Rows from a dataset:

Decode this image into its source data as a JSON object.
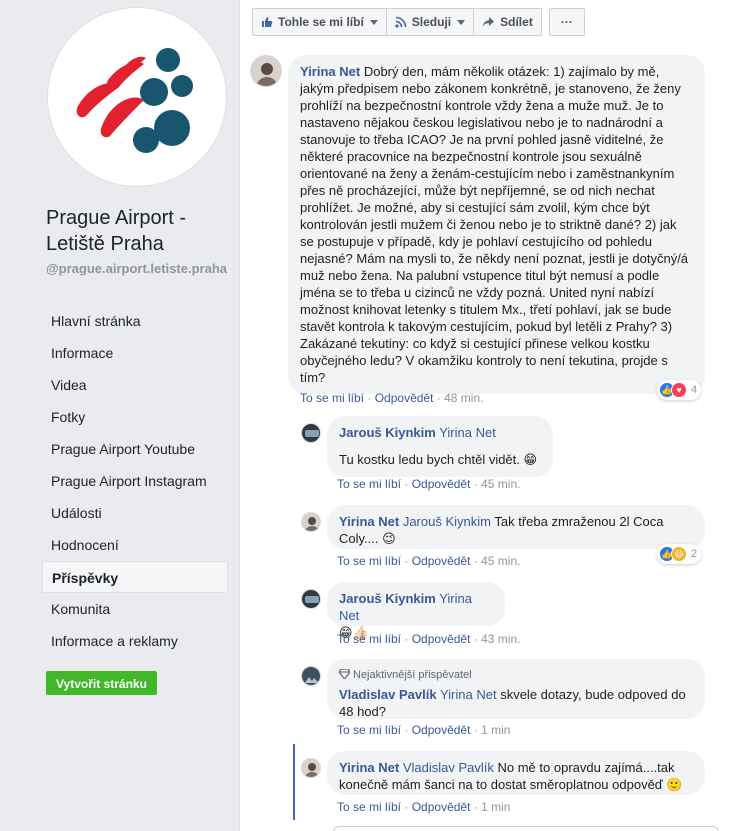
{
  "sidebar": {
    "page_name": "Prague Airport - Letiště Praha",
    "handle": "@prague.airport.letiste.praha",
    "nav": [
      {
        "label": "Hlavní stránka",
        "active": false
      },
      {
        "label": "Informace",
        "active": false
      },
      {
        "label": "Videa",
        "active": false
      },
      {
        "label": "Fotky",
        "active": false
      },
      {
        "label": "Prague Airport Youtube",
        "active": false
      },
      {
        "label": "Prague Airport Instagram",
        "active": false
      },
      {
        "label": "Události",
        "active": false
      },
      {
        "label": "Hodnocení",
        "active": false
      },
      {
        "label": "Příspěvky",
        "active": true
      },
      {
        "label": "Komunita",
        "active": false
      },
      {
        "label": "Informace a reklamy",
        "active": false
      }
    ],
    "create_page_label": "Vytvořit stránku"
  },
  "actionbar": {
    "like_label": "Tohle se mi líbí",
    "follow_label": "Sleduji",
    "share_label": "Sdílet",
    "more_label": "···"
  },
  "colors": {
    "link": "#385898",
    "bubble": "#f2f3f5",
    "sidebar_bg": "#e9ebee",
    "create_button": "#42b72a",
    "logo_red": "#e2202e",
    "logo_teal": "#17566e"
  },
  "comment_actions": {
    "like": "To se mi líbí",
    "reply": "Odpovědět",
    "separator": "·"
  },
  "comments": [
    {
      "author": "Yirina Net",
      "mention": "",
      "text": "Dobrý den, mám několik otázek: 1) zajímalo by mě, jakým předpisem nebo zákonem konkrétně, je stanoveno, že ženy prohlíží na bezpečnostní kontrole vždy žena a muže muž. Je to nastaveno nějakou českou legislativou nebo je to nadnárodní a stanovuje to třeba ICAO? Je na první pohled jasně viditelné, že některé pracovnice na bezpečnostní kontrole jsou sexuálně orientované na ženy a ženám-cestujícím nebo i zaměstnankyním přes ně procházející, může být nepříjemné, se od nich nechat prohlížet. Je možné, aby si cestující sám zvolil, kým chce být kontrolován jestli mužem či ženou nebo je to striktně dané? 2) jak se postupuje v případě, kdy je pohlaví cestujícího od pohledu nejasné? Mám na mysli to, že někdy není poznat, jestli je dotyčný/á muž nebo žena. Na palubní vstupence titul být nemusí a podle jména se to třeba u cizinců ne vždy pozná. United nyní nabízí možnost knihovat letenky s titulem Mx., třetí pohlaví, jak se bude stavět kontrola k takovým cestujícím, pokud byl letěli z Prahy? 3) Zakázané tekutiny: co když si cestující přinese velkou kostku obyčejného ledu? V okamžiku kontroly to není tekutina, projde s tím?",
      "time": "48 min.",
      "reactions": {
        "count": "4",
        "icons": [
          "like",
          "heart"
        ]
      }
    },
    {
      "author": "Jarouš Kiynkim",
      "mention": "Yirina Net",
      "text": "Tu kostku ledu bych chtěl vidět. 😁",
      "time": "45 min."
    },
    {
      "author": "Yirina Net",
      "mention": "Jarouš Kiynkim",
      "text": "Tak třeba zmraženou 2l Coca Coly.... 😉",
      "time": "45 min.",
      "reactions": {
        "count": "2",
        "icons": [
          "like",
          "haha"
        ]
      }
    },
    {
      "author": "Jarouš Kiynkim",
      "mention": "Yirina Net",
      "text": "😁👍🏻",
      "time": "43 min."
    },
    {
      "badge": "Nejaktivnější přispěvatel",
      "author": "Vladislav Pavlík",
      "mention": "Yirina Net",
      "text": "skvele dotazy, bude odpoved do 48 hod?",
      "time": "1 min"
    },
    {
      "author": "Yirina Net",
      "mention": "Vladislav Pavlík",
      "text": "No mě to opravdu zajímá....tak konečně mám šanci na to dostat směroplatnou odpověď 🙂",
      "time": "1 min"
    }
  ]
}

Exercise
Write the material out again exactly as it appears, dropping the pictures.

Complete output
Decode this image into its source data as a JSON object.
{
  "sidebar": {
    "page_name": "Prague Airport - Letiště Praha",
    "handle": "@prague.airport.letiste.praha",
    "nav": [
      {
        "label": "Hlavní stránka",
        "active": false
      },
      {
        "label": "Informace",
        "active": false
      },
      {
        "label": "Videa",
        "active": false
      },
      {
        "label": "Fotky",
        "active": false
      },
      {
        "label": "Prague Airport Youtube",
        "active": false
      },
      {
        "label": "Prague Airport Instagram",
        "active": false
      },
      {
        "label": "Události",
        "active": false
      },
      {
        "label": "Hodnocení",
        "active": false
      },
      {
        "label": "Příspěvky",
        "active": true
      },
      {
        "label": "Komunita",
        "active": false
      },
      {
        "label": "Informace a reklamy",
        "active": false
      }
    ],
    "create_page_label": "Vytvořit stránku"
  },
  "actionbar": {
    "like_label": "Tohle se mi líbí",
    "follow_label": "Sleduji",
    "share_label": "Sdílet",
    "more_label": "···"
  },
  "colors": {
    "link": "#385898",
    "bubble": "#f2f3f5",
    "sidebar_bg": "#e9ebee",
    "create_button": "#42b72a",
    "logo_red": "#e2202e",
    "logo_teal": "#17566e"
  },
  "comment_actions": {
    "like": "To se mi líbí",
    "reply": "Odpovědět",
    "separator": "·"
  },
  "comments": [
    {
      "author": "Yirina Net",
      "mention": "",
      "text": "Dobrý den, mám několik otázek: 1) zajímalo by mě, jakým předpisem nebo zákonem konkrétně, je stanoveno, že ženy prohlíží na bezpečnostní kontrole vždy žena a muže muž. Je to nastaveno nějakou českou legislativou nebo je to nadnárodní a stanovuje to třeba ICAO? Je na první pohled jasně viditelné, že některé pracovnice na bezpečnostní kontrole jsou sexuálně orientované na ženy a ženám-cestujícím nebo i zaměstnankyním přes ně procházející, může být nepříjemné, se od nich nechat prohlížet. Je možné, aby si cestující sám zvolil, kým chce být kontrolován jestli mužem či ženou nebo je to striktně dané? 2) jak se postupuje v případě, kdy je pohlaví cestujícího od pohledu nejasné? Mám na mysli to, že někdy není poznat, jestli je dotyčný/á muž nebo žena. Na palubní vstupence titul být nemusí a podle jména se to třeba u cizinců ne vždy pozná. United nyní nabízí možnost knihovat letenky s titulem Mx., třetí pohlaví, jak se bude stavět kontrola k takovým cestujícím, pokud byl letěli z Prahy? 3) Zakázané tekutiny: co když si cestující přinese velkou kostku obyčejného ledu? V okamžiku kontroly to není tekutina, projde s tím?",
      "time": "48 min.",
      "reactions": {
        "count": "4",
        "icons": [
          "like",
          "heart"
        ]
      }
    },
    {
      "author": "Jarouš Kiynkim",
      "mention": "Yirina Net",
      "text": "Tu kostku ledu bych chtěl vidět. 😁",
      "time": "45 min."
    },
    {
      "author": "Yirina Net",
      "mention": "Jarouš Kiynkim",
      "text": "Tak třeba zmraženou 2l Coca Coly.... 😉",
      "time": "45 min.",
      "reactions": {
        "count": "2",
        "icons": [
          "like",
          "haha"
        ]
      }
    },
    {
      "author": "Jarouš Kiynkim",
      "mention": "Yirina Net",
      "text": "😁👍🏻",
      "time": "43 min."
    },
    {
      "badge": "Nejaktivnější přispěvatel",
      "author": "Vladislav Pavlík",
      "mention": "Yirina Net",
      "text": "skvele dotazy, bude odpoved do 48 hod?",
      "time": "1 min"
    },
    {
      "author": "Yirina Net",
      "mention": "Vladislav Pavlík",
      "text": "No mě to opravdu zajímá....tak konečně mám šanci na to dostat směroplatnou odpověď 🙂",
      "time": "1 min"
    }
  ]
}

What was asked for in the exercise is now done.